** Start Provided entries **

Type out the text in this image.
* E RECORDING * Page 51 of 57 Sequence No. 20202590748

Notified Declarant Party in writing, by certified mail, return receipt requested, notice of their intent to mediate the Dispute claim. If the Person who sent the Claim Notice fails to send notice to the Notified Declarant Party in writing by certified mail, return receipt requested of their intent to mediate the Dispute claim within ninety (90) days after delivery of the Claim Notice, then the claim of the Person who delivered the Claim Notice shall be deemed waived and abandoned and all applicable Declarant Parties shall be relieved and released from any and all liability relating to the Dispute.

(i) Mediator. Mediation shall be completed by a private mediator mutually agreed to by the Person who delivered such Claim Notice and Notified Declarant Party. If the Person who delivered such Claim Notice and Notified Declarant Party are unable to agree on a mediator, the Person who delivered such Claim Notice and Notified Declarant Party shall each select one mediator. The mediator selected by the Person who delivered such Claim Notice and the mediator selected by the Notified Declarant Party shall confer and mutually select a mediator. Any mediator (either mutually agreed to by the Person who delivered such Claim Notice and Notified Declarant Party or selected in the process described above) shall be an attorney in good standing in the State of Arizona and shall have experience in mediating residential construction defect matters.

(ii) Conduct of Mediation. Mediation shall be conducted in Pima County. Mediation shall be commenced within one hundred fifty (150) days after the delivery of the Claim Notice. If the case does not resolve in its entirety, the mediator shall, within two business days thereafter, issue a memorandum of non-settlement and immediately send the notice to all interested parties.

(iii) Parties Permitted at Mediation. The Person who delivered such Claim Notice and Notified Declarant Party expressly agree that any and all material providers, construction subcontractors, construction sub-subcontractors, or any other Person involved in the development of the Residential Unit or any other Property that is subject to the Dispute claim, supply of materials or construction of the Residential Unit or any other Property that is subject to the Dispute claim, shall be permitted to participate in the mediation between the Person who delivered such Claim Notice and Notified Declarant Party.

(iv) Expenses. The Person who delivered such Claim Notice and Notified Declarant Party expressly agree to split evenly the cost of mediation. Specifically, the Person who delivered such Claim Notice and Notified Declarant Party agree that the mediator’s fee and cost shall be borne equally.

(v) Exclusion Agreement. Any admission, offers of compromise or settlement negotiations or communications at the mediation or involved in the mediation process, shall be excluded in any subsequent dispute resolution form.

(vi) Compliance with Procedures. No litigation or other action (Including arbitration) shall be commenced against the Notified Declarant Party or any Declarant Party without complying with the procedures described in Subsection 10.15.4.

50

** End Provided entries **

Directions ::
Reproduce the listing shown above in its entirety, exactly.

Full solution ::
Type out the text in this image.
* E RECORDING * Page 51 of 57 Sequence No. 20202590748

Notified Declarant Party in writing, by certified mail, return receipt requested, notice of their intent to mediate the Dispute claim. If the Person who sent the Claim Notice fails to send notice to the Notified Declarant Party in writing by certified mail, return receipt requested of their intent to mediate the Dispute claim within ninety (90) days after delivery of the Claim Notice, then the claim of the Person who delivered the Claim Notice shall be deemed waived and abandoned and all applicable Declarant Parties shall be relieved and released from any and all liability relating to the Dispute.

(i) Mediator. Mediation shall be completed by a private mediator mutually agreed to by the Person who delivered such Claim Notice and Notified Declarant Party. If the Person who delivered such Claim Notice and Notified Declarant Party are unable to agree on a mediator, the Person who delivered such Claim Notice and Notified Declarant Party shall each select one mediator. The mediator selected by the Person who delivered such Claim Notice and the mediator selected by the Notified Declarant Party shall confer and mutually select a mediator. Any mediator (either mutually agreed to by the Person who delivered such Claim Notice and Notified Declarant Party or selected in the process described above) shall be an attorney in good standing in the State of Arizona and shall have experience in mediating residential construction defect matters.

(ii) Conduct of Mediation. Mediation shall be conducted in Pima County. Mediation shall be commenced within one hundred fifty (150) days after the delivery of the Claim Notice. If the case does not resolve in its entirety, the mediator shall, within two business days thereafter, issue a memorandum of non-settlement and immediately send the notice to all interested parties.

(iii) Parties Permitted at Mediation. The Person who delivered such Claim Notice and Notified Declarant Party expressly agree that any and all material providers, construction subcontractors, construction sub-subcontractors, or any other Person involved in the development of the Residential Unit or any other Property that is subject to the Dispute claim, supply of materials or construction of the Residential Unit or any other Property that is subject to the Dispute claim, shall be permitted to participate in the mediation between the Person who delivered such Claim Notice and Notified Declarant Party.

(iv) Expenses. The Person who delivered such Claim Notice and Notified Declarant Party expressly agree to split evenly the cost of mediation. Specifically, the Person who delivered such Claim Notice and Notified Declarant Party agree that the mediator’s fee and cost shall be borne equally.

(v) Exclusion Agreement. Any admission, offers of compromise or settlement negotiations or communications at the mediation or involved in the mediation process, shall be excluded in any subsequent dispute resolution form.

(vi) Compliance with Procedures. No litigation or other action (Including arbitration) shall be commenced against the Notified Declarant Party or any Declarant Party without complying with the procedures described in Subsection 10.15.4.

50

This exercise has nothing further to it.